**Entries from a dataset**
-- start --
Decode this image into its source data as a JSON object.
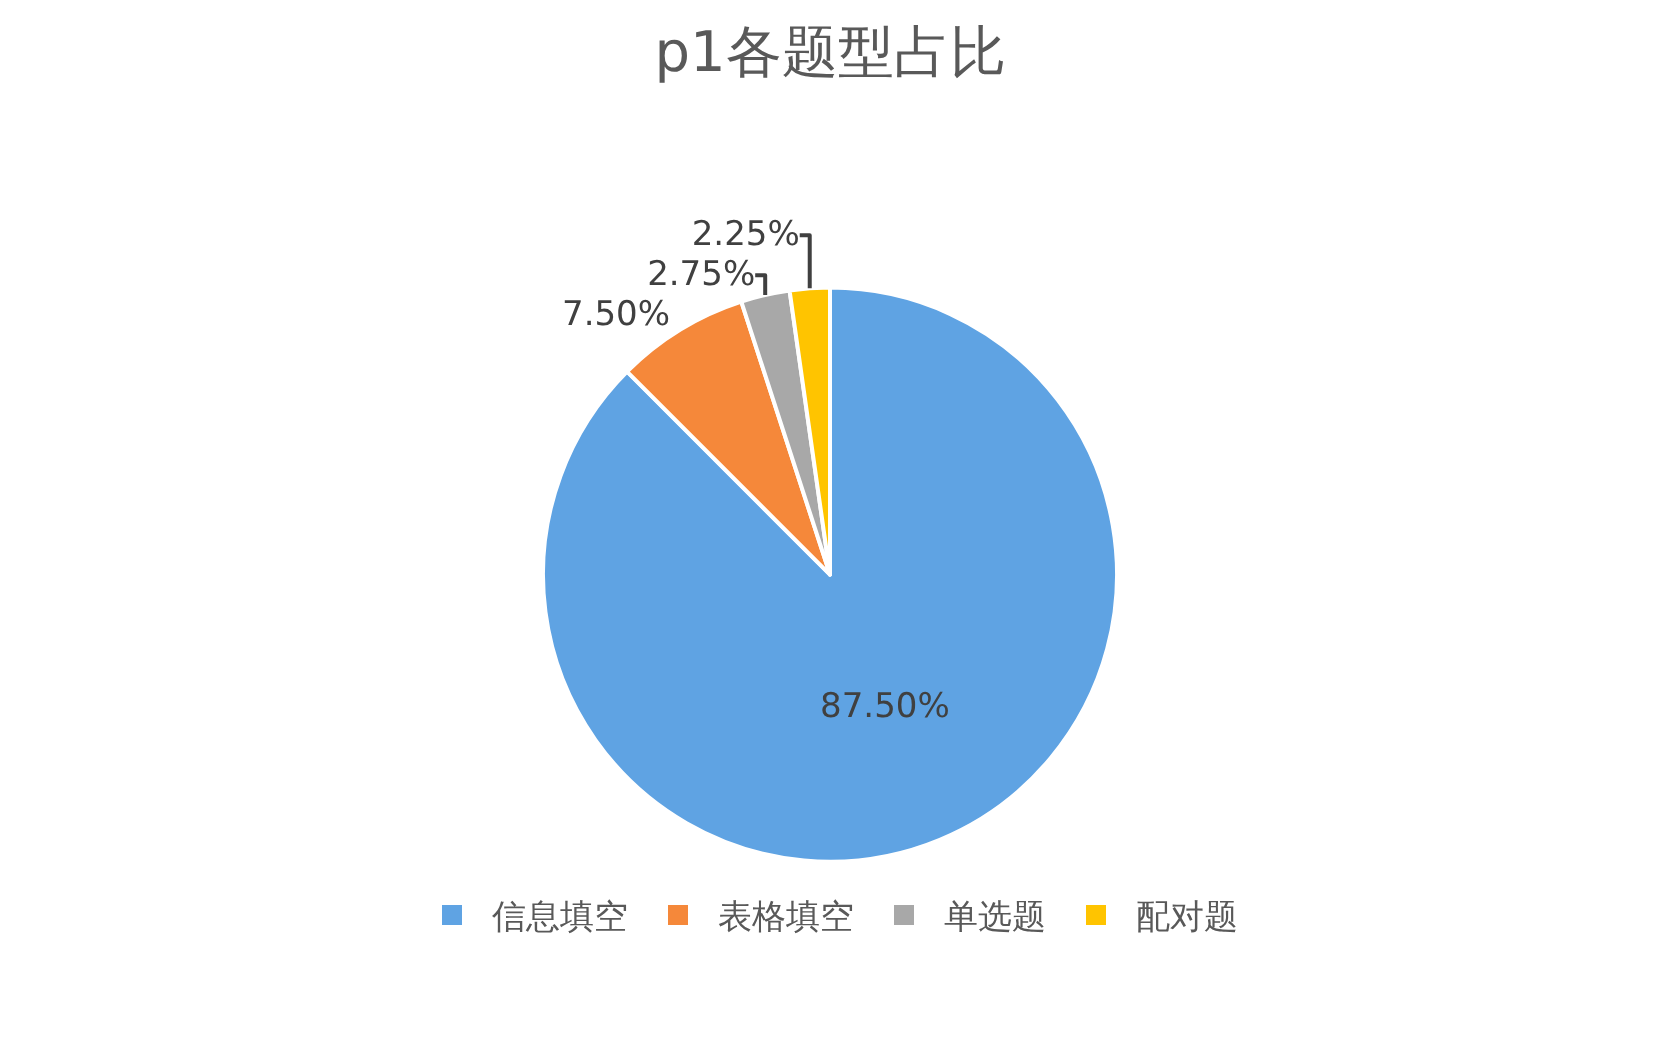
{
  "chart_data": {
    "type": "pie",
    "title": "p1各题型占比",
    "categories": [
      "信息填空",
      "表格填空",
      "单选题",
      "配对题"
    ],
    "values": [
      87.5,
      7.5,
      2.75,
      2.25
    ],
    "value_labels": [
      "87.50%",
      "7.50%",
      "2.75%",
      "2.25%"
    ],
    "colors": [
      "#5fa3e3",
      "#f5883a",
      "#a8a8a8",
      "#ffc400"
    ],
    "legend": "bottom"
  }
}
-- end --
**SHORT TASK**
Omit each picture, then return all of the listing exactly as it stands.

**SOLUTION**
Decode this image into its source data as a JSON object.
{
  "chart_data": {
    "type": "pie",
    "title": "p1各题型占比",
    "categories": [
      "信息填空",
      "表格填空",
      "单选题",
      "配对题"
    ],
    "values": [
      87.5,
      7.5,
      2.75,
      2.25
    ],
    "value_labels": [
      "87.50%",
      "7.50%",
      "2.75%",
      "2.25%"
    ],
    "colors": [
      "#5fa3e3",
      "#f5883a",
      "#a8a8a8",
      "#ffc400"
    ],
    "legend": "bottom"
  }
}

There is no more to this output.